YOUR INSTRUCTIONS: Sort through the data and copy the lines holding the word "JSON".
··· STORED RECORDS
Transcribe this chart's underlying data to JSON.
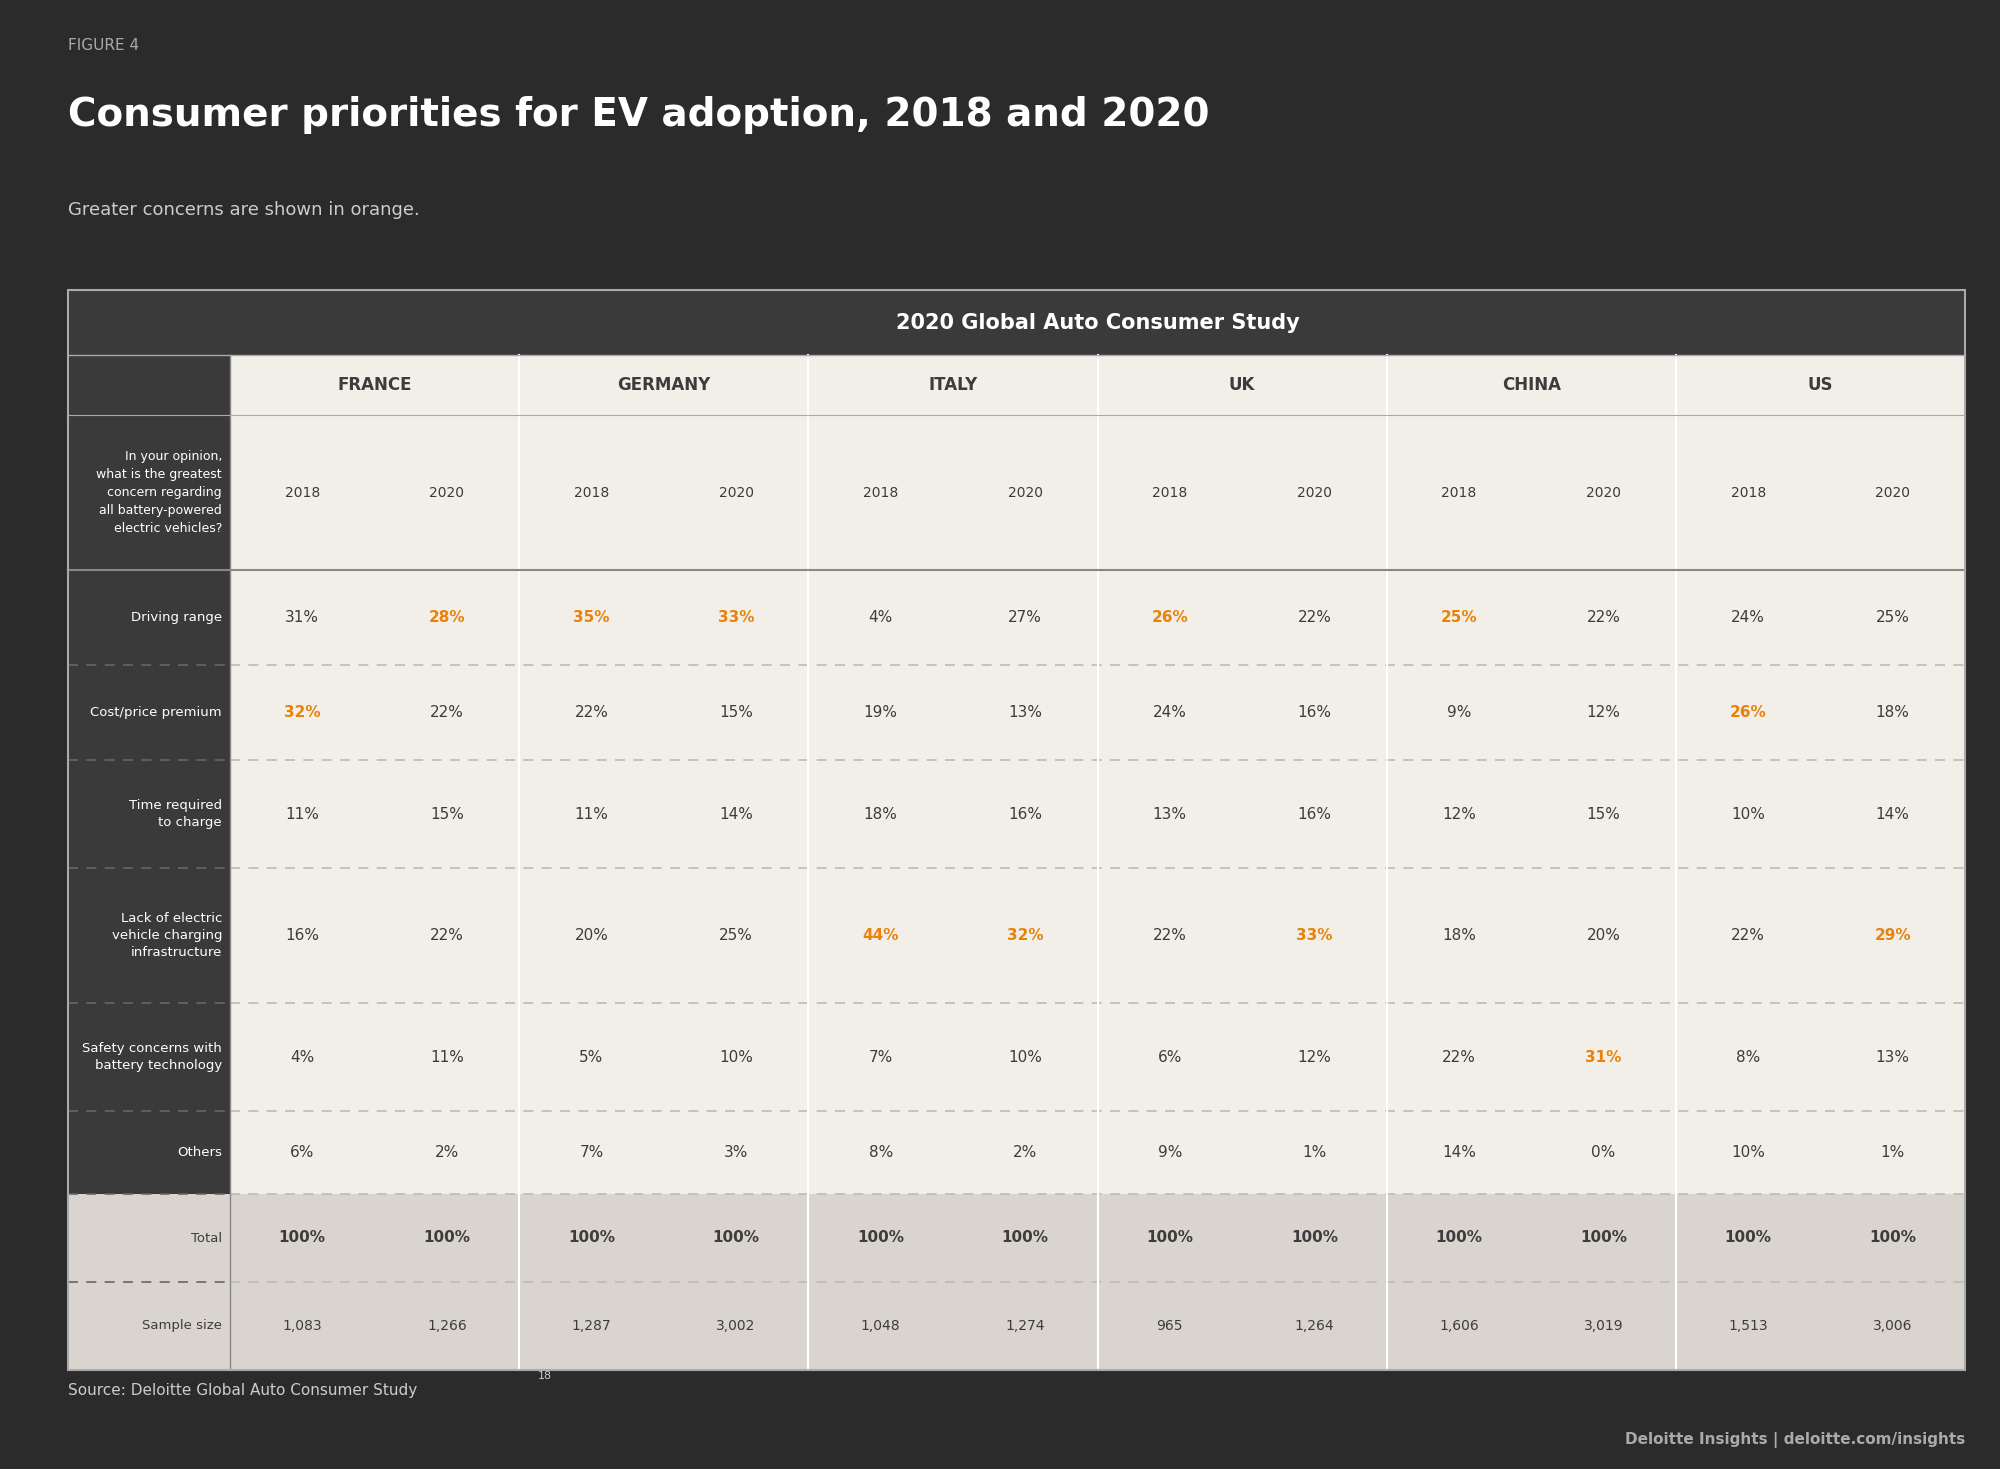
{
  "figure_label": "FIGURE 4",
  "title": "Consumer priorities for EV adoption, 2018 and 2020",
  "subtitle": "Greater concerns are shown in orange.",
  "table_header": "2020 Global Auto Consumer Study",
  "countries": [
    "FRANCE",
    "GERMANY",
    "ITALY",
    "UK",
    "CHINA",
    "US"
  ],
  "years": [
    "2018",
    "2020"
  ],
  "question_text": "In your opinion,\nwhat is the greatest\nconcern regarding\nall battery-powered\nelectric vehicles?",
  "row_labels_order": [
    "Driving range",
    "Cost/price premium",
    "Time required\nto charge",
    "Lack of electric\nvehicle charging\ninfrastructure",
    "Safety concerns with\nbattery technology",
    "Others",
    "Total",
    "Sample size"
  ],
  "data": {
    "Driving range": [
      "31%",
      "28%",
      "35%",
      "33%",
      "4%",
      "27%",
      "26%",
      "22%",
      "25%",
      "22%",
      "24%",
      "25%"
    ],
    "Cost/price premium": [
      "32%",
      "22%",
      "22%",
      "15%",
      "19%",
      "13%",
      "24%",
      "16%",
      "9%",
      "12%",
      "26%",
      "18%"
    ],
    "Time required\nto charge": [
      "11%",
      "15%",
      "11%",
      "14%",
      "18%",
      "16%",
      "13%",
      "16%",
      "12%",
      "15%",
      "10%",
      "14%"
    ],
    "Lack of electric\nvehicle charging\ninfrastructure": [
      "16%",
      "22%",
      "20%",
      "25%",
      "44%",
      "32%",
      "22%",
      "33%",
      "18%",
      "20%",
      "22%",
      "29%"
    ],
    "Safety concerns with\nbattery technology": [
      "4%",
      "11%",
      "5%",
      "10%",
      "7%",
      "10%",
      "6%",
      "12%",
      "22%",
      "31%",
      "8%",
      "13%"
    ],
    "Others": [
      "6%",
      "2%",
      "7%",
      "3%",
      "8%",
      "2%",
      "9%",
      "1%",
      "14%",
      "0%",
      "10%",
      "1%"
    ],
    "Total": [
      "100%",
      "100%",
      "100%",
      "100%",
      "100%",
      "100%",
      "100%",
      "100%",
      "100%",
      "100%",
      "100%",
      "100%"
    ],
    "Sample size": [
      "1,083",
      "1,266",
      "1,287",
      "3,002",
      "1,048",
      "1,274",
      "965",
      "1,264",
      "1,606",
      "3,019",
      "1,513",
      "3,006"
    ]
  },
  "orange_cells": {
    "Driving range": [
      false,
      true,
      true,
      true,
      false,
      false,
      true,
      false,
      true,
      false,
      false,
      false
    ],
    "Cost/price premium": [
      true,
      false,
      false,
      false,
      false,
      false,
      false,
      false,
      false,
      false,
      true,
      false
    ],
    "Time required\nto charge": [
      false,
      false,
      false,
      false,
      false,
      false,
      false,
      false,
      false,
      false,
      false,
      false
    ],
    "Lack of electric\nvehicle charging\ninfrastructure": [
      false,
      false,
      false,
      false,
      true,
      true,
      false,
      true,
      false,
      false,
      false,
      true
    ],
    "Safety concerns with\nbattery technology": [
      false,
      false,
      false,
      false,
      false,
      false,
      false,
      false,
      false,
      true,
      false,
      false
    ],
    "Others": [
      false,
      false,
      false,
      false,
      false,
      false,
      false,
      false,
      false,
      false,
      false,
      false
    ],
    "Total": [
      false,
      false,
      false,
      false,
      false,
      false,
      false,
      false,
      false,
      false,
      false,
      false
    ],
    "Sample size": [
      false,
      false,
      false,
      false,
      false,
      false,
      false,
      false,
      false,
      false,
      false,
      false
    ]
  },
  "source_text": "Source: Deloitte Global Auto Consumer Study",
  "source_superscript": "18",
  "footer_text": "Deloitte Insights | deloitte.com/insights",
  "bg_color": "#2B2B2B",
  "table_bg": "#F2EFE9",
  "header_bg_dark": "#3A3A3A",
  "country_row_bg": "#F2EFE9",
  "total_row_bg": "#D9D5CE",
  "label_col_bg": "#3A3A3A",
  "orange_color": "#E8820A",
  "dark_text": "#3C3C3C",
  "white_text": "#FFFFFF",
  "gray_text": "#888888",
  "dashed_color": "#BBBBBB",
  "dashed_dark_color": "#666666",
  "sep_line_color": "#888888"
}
······
··· STORED RECORDS
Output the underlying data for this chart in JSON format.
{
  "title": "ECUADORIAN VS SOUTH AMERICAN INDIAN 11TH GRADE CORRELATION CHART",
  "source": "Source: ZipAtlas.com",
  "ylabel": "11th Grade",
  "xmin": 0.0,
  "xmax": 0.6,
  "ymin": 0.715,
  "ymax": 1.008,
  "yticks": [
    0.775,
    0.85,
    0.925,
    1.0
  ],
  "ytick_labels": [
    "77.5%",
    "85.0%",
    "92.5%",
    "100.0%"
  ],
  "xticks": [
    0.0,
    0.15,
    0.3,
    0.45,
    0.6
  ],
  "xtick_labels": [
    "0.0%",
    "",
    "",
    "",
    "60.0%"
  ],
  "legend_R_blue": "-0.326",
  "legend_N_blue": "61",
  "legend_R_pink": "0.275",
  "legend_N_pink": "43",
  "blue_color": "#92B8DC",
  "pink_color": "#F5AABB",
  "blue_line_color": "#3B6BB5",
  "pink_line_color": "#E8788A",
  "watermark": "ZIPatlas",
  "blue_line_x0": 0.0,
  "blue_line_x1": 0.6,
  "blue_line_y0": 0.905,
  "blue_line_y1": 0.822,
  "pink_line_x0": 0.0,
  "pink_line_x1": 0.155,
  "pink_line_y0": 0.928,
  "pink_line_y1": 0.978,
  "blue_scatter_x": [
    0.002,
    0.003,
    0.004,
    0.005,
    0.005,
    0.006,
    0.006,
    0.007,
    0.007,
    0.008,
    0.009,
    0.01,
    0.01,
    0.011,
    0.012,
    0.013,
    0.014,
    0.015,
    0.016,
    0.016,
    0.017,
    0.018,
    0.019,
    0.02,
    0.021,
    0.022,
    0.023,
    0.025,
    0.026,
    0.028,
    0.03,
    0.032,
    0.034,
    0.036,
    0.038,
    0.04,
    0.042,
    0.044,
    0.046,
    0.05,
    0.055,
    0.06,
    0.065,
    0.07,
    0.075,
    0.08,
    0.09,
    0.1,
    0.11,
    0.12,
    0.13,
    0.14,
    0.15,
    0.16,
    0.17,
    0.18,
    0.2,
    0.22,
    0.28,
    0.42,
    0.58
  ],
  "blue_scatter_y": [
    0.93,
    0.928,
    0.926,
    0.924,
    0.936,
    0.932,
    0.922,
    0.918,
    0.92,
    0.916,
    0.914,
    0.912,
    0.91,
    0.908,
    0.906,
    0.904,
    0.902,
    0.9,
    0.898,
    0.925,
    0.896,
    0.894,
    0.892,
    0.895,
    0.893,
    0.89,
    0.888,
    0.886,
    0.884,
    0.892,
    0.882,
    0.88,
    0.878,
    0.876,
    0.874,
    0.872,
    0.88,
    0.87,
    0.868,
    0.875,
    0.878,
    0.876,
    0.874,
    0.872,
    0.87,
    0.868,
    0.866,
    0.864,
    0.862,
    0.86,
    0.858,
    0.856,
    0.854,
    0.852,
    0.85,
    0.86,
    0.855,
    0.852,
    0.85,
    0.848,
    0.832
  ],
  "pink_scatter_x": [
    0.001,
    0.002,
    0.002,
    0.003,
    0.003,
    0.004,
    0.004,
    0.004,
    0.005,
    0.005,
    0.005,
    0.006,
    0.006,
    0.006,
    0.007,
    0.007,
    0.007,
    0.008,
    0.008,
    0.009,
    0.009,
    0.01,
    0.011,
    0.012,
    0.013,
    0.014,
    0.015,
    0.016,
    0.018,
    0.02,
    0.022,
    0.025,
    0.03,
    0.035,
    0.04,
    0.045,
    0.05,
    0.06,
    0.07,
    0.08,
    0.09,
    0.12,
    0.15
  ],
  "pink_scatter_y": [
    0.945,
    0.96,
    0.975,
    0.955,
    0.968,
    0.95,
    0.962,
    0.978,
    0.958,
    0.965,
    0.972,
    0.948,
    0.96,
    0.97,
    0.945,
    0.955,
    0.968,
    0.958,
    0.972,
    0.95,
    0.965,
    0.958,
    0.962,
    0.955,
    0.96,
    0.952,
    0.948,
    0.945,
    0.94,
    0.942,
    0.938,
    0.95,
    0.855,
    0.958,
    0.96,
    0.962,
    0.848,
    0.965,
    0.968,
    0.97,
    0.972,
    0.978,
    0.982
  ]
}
······
··· STORED RECORDS
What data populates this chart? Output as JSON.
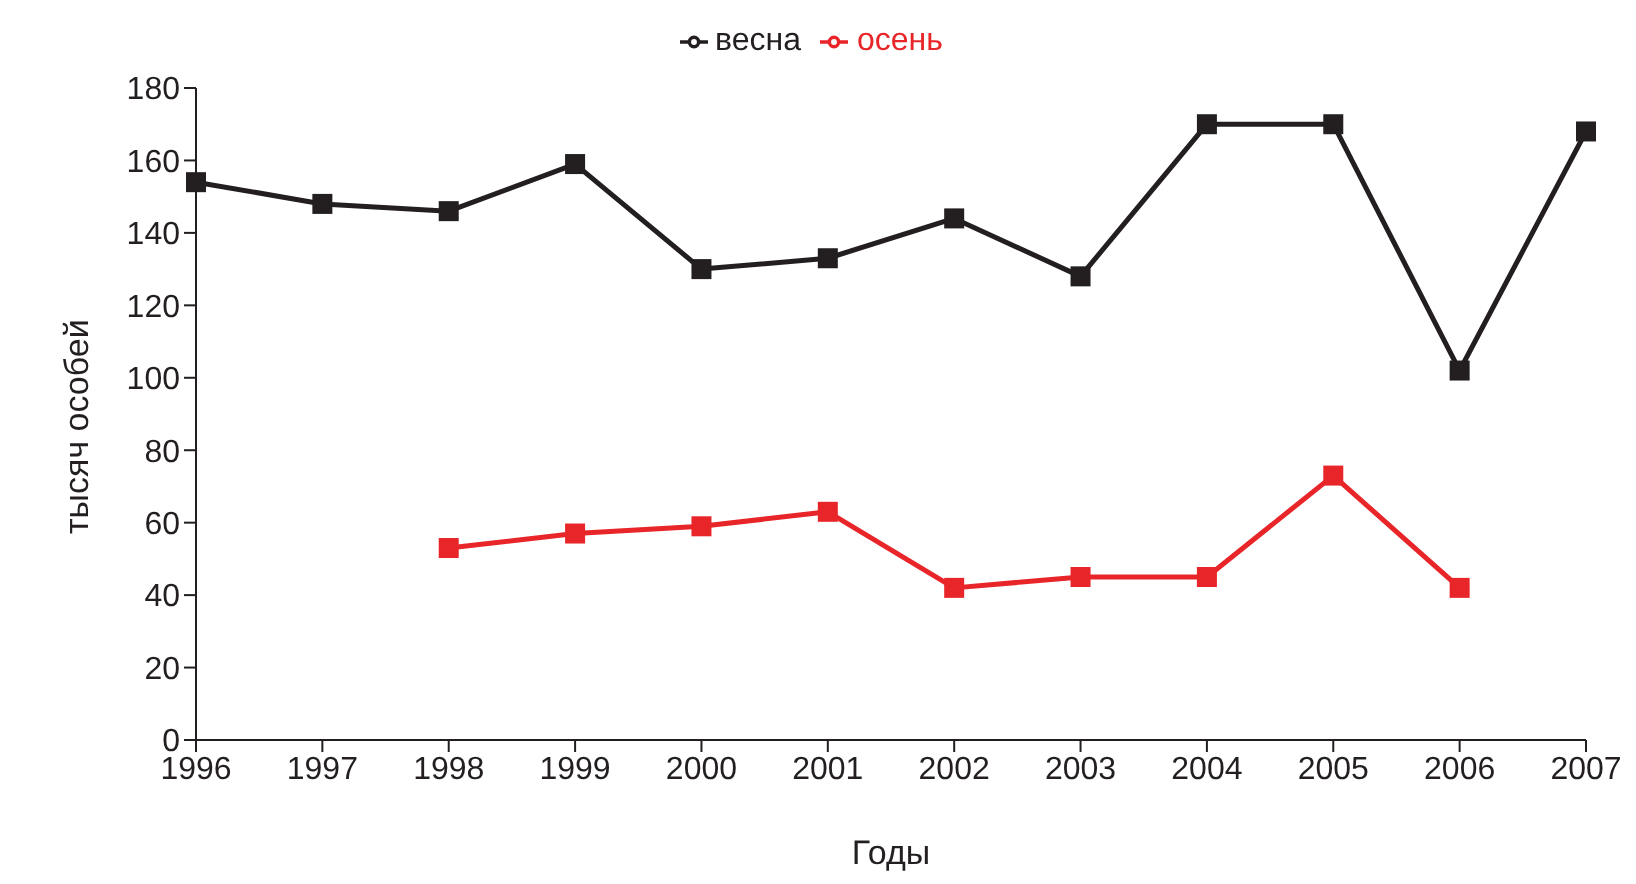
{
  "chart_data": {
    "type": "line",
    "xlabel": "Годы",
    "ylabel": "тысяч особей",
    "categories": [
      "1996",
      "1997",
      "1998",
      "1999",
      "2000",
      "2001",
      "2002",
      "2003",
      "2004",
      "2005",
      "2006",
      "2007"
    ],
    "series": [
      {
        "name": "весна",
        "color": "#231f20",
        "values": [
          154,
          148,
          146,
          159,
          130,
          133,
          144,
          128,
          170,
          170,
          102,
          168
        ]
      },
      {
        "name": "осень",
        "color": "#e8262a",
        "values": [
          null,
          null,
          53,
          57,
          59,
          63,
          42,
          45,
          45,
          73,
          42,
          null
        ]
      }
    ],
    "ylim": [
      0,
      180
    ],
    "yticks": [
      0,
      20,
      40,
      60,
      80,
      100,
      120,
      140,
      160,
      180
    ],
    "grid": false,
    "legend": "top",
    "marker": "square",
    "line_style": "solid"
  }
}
······
EXERCISE RESPONSE:
Transcribe this chart's underlying data to JSON.
Output the underlying data for this chart in JSON format.
What data populates this chart? Output as JSON.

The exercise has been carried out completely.